EXERCISE DIRECTIONS:
Whenever a line contains the string "装修申请表", copy it out of the entries.

SOURCE MATERIAL:
________________________________________

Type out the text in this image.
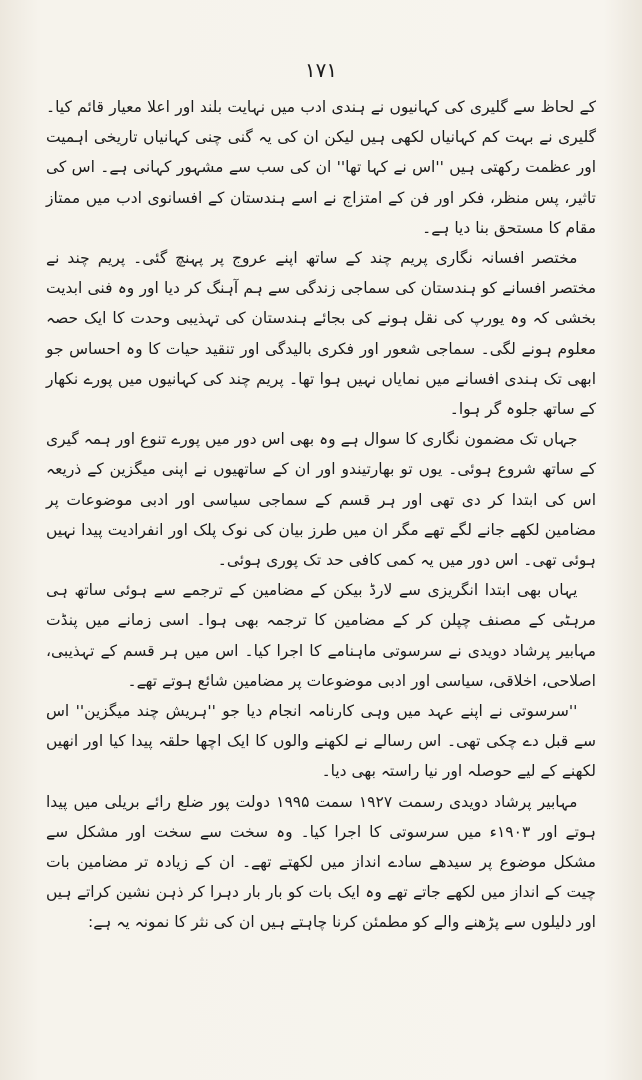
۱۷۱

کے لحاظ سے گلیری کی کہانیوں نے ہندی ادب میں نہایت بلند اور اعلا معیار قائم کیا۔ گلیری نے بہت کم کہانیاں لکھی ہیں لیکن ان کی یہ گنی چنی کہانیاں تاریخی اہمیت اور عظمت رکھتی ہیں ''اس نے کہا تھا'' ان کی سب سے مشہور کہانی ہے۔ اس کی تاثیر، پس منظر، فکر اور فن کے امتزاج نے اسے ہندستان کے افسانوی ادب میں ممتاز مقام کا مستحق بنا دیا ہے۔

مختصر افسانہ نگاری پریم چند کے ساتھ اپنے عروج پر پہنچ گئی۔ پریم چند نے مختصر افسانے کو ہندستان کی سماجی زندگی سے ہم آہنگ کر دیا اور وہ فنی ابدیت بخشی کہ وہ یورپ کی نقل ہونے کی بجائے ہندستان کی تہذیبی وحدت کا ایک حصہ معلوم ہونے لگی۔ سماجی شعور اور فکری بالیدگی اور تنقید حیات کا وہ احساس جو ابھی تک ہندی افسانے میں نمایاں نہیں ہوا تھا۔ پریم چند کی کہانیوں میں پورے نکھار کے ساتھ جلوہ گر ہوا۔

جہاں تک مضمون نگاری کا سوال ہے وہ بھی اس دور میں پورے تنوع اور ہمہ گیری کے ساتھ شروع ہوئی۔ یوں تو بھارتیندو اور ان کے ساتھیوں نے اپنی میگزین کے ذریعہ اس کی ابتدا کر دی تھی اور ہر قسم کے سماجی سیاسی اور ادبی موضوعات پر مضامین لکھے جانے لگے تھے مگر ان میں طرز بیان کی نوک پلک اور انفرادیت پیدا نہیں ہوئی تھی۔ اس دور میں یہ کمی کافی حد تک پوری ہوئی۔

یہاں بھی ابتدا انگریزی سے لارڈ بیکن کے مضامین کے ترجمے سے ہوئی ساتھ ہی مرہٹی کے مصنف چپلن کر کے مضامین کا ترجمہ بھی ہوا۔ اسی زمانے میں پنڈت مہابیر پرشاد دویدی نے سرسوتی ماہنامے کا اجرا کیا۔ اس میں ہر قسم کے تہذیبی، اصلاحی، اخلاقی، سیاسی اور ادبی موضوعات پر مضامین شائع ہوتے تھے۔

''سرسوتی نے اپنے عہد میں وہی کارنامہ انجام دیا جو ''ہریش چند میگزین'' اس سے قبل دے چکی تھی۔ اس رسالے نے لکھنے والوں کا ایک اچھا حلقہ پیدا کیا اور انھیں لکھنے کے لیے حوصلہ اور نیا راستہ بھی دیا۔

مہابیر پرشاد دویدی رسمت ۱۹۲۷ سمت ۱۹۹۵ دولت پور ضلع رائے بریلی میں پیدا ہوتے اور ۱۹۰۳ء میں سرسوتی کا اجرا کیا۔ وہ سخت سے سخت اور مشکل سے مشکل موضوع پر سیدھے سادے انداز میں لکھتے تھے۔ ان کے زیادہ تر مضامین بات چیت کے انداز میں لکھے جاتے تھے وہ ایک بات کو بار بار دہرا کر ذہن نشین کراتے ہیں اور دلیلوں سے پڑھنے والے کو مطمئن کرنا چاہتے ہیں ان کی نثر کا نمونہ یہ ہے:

________________________________________

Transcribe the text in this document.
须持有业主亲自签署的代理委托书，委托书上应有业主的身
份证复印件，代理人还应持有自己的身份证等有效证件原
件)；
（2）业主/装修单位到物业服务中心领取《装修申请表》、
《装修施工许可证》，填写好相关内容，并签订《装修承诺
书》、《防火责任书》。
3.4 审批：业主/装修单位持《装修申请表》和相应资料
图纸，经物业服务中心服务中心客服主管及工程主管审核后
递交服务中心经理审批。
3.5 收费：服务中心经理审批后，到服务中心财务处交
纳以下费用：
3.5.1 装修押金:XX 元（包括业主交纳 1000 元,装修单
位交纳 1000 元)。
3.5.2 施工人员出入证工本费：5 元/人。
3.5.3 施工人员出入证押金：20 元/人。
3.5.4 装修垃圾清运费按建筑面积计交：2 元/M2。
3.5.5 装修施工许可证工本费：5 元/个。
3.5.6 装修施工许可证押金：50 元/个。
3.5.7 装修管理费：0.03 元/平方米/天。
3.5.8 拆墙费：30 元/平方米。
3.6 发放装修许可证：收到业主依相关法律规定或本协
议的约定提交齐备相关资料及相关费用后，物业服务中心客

________________________________________

CORRECT RESULT:
（2）业主/装修单位到物业服务中心领取《装修申请表》、
3.4 审批：业主/装修单位持《装修申请表》和相应资料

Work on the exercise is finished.